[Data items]
* * * * *

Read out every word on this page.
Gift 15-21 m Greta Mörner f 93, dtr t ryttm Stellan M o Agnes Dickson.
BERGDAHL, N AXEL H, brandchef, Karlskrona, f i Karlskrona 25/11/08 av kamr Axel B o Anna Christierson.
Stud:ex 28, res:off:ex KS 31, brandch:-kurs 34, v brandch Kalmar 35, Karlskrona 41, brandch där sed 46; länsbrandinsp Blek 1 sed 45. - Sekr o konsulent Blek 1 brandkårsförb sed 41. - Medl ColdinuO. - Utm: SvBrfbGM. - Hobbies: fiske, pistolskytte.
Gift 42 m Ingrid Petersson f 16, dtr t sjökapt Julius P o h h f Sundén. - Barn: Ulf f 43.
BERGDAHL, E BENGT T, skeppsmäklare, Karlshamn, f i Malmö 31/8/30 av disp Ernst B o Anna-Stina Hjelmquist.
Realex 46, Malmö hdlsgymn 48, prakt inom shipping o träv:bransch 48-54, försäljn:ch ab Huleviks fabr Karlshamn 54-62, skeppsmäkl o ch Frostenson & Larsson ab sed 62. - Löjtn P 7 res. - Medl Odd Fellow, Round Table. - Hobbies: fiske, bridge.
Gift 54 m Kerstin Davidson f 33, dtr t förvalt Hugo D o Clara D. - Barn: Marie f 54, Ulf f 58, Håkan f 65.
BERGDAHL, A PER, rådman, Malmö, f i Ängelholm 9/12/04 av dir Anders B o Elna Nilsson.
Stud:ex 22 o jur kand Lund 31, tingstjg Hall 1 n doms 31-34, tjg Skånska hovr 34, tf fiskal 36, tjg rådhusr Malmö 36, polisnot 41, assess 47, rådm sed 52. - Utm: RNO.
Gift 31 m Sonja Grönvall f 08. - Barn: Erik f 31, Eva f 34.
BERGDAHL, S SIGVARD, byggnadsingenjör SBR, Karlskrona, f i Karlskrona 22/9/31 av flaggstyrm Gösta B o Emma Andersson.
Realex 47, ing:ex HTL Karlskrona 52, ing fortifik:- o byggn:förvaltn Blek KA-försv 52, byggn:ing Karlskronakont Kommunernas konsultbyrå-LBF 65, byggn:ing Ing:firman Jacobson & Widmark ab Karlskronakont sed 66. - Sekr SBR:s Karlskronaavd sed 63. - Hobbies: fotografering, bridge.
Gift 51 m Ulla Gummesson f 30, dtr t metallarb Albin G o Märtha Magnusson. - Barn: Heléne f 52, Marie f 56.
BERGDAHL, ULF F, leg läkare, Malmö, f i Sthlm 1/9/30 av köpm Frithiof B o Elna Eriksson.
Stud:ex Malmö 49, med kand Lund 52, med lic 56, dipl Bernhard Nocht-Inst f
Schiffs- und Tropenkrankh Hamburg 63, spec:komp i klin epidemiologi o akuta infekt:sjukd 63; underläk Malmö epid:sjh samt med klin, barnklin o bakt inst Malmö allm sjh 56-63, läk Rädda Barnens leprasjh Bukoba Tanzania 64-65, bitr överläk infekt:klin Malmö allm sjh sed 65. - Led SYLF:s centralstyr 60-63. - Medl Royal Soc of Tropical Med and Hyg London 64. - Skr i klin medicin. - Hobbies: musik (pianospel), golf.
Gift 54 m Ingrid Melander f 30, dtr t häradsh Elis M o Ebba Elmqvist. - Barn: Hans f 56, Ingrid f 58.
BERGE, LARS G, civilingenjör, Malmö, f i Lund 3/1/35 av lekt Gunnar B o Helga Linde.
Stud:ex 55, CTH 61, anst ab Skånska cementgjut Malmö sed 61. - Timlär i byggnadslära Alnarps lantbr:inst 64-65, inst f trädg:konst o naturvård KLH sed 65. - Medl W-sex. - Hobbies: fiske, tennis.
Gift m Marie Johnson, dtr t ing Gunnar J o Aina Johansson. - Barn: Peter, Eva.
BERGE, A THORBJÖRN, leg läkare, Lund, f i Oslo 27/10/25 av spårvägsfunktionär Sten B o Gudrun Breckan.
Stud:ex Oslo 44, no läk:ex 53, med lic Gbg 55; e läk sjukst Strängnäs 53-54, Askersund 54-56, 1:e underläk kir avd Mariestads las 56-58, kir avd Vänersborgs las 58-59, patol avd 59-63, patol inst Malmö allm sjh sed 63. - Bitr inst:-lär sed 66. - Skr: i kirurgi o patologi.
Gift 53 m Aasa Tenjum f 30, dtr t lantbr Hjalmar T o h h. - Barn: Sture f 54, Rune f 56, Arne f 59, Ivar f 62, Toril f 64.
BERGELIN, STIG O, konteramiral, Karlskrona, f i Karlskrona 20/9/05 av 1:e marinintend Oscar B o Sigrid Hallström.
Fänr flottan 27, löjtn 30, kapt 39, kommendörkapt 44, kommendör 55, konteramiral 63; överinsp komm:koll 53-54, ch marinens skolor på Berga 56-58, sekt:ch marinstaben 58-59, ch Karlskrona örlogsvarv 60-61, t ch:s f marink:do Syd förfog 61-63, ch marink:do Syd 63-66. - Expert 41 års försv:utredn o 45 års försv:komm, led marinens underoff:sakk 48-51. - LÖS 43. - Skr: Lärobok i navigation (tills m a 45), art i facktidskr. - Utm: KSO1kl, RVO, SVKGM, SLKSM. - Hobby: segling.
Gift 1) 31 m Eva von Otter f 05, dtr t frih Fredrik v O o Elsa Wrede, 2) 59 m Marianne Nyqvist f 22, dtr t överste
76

* * * * *

What you will do: From the listing above, collect each line in which the string "Gunnar" appears.

Exercise response:
BERGE, LARS G, civilingenjör, Malmö, f i Lund 3/1/35 av lekt Gunnar B o Helga Linde.
Gift m Marie Johnson, dtr t ing Gunnar J o Aina Johansson. - Barn: Peter, Eva.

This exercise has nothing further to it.